Saved data entries
* START *

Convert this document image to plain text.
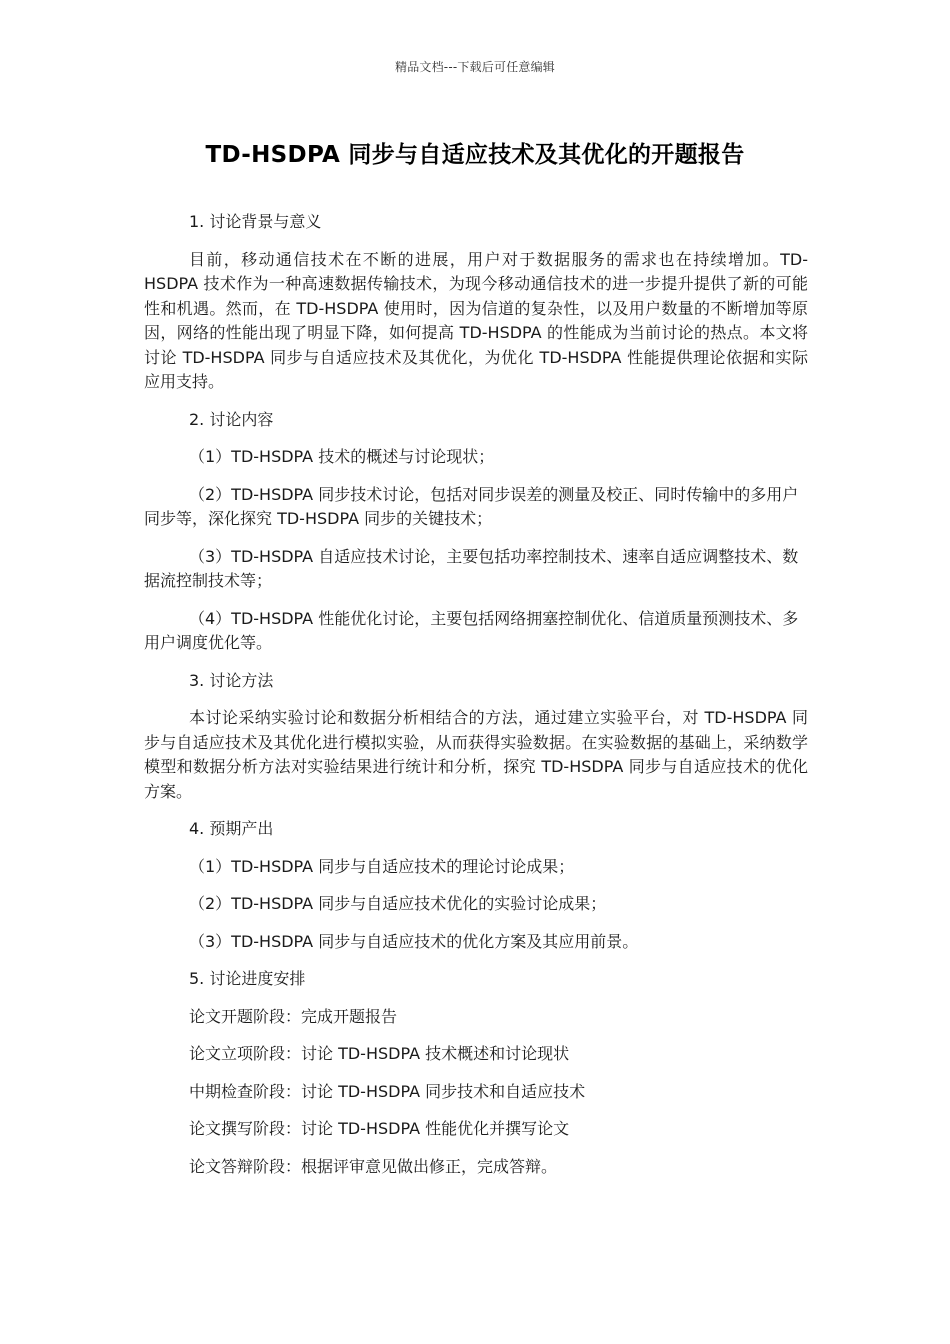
精品文档---下载后可任意编辑
TD-HSDPA 同步与自适应技术及其优化的开题报告

1. 讨论背景与意义

目前，移动通信技术在不断的进展，用户对于数据服务的需求也在持续增加。TD-HSDPA 技术作为一种高速数据传输技术，为现今移动通信技术的进一步提升提供了新的可能性和机遇。然而，在 TD-HSDPA 使用时，因为信道的复杂性，以及用户数量的不断增加等原因，网络的性能出现了明显下降，如何提高 TD-HSDPA 的性能成为当前讨论的热点。本文将讨论 TD-HSDPA 同步与自适应技术及其优化，为优化 TD-HSDPA 性能提供理论依据和实际应用支持。

2. 讨论内容

（1）TD-HSDPA 技术的概述与讨论现状；

（2）TD-HSDPA 同步技术讨论，包括对同步误差的测量及校正、同时传输中的多用户同步等，深化探究 TD-HSDPA 同步的关键技术；

（3）TD-HSDPA 自适应技术讨论，主要包括功率控制技术、速率自适应调整技术、数据流控制技术等；

（4）TD-HSDPA 性能优化讨论，主要包括网络拥塞控制优化、信道质量预测技术、多用户调度优化等。

3. 讨论方法

本讨论采纳实验讨论和数据分析相结合的方法，通过建立实验平台，对 TD-HSDPA 同步与自适应技术及其优化进行模拟实验，从而获得实验数据。在实验数据的基础上，采纳数学模型和数据分析方法对实验结果进行统计和分析，探究 TD-HSDPA 同步与自适应技术的优化方案。

4. 预期产出

（1）TD-HSDPA 同步与自适应技术的理论讨论成果；

（2）TD-HSDPA 同步与自适应技术优化的实验讨论成果；

（3）TD-HSDPA 同步与自适应技术的优化方案及其应用前景。

5. 讨论进度安排

论文开题阶段：完成开题报告

论文立项阶段：讨论 TD-HSDPA 技术概述和讨论现状

中期检查阶段：讨论 TD-HSDPA 同步技术和自适应技术

论文撰写阶段：讨论 TD-HSDPA 性能优化并撰写论文

论文答辩阶段：根据评审意见做出修正，完成答辩。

* END *

**Task directions:**
Copy the entries exactly. Leave out the images.

**Solution for this exercise:**
Convert this document image to plain text.
精品文档---下载后可任意编辑
TD-HSDPA 同步与自适应技术及其优化的开题报告

1. 讨论背景与意义

目前，移动通信技术在不断的进展，用户对于数据服务的需求也在持续增加。TD-HSDPA 技术作为一种高速数据传输技术，为现今移动通信技术的进一步提升提供了新的可能性和机遇。然而，在 TD-HSDPA 使用时，因为信道的复杂性，以及用户数量的不断增加等原因，网络的性能出现了明显下降，如何提高 TD-HSDPA 的性能成为当前讨论的热点。本文将讨论 TD-HSDPA 同步与自适应技术及其优化，为优化 TD-HSDPA 性能提供理论依据和实际应用支持。

2. 讨论内容

（1）TD-HSDPA 技术的概述与讨论现状；

（2）TD-HSDPA 同步技术讨论，包括对同步误差的测量及校正、同时传输中的多用户同步等，深化探究 TD-HSDPA 同步的关键技术；

（3）TD-HSDPA 自适应技术讨论，主要包括功率控制技术、速率自适应调整技术、数据流控制技术等；

（4）TD-HSDPA 性能优化讨论，主要包括网络拥塞控制优化、信道质量预测技术、多用户调度优化等。

3. 讨论方法

本讨论采纳实验讨论和数据分析相结合的方法，通过建立实验平台，对 TD-HSDPA 同步与自适应技术及其优化进行模拟实验，从而获得实验数据。在实验数据的基础上，采纳数学模型和数据分析方法对实验结果进行统计和分析，探究 TD-HSDPA 同步与自适应技术的优化方案。

4. 预期产出

（1）TD-HSDPA 同步与自适应技术的理论讨论成果；

（2）TD-HSDPA 同步与自适应技术优化的实验讨论成果；

（3）TD-HSDPA 同步与自适应技术的优化方案及其应用前景。

5. 讨论进度安排

论文开题阶段：完成开题报告

论文立项阶段：讨论 TD-HSDPA 技术概述和讨论现状

中期检查阶段：讨论 TD-HSDPA 同步技术和自适应技术

论文撰写阶段：讨论 TD-HSDPA 性能优化并撰写论文

论文答辩阶段：根据评审意见做出修正，完成答辩。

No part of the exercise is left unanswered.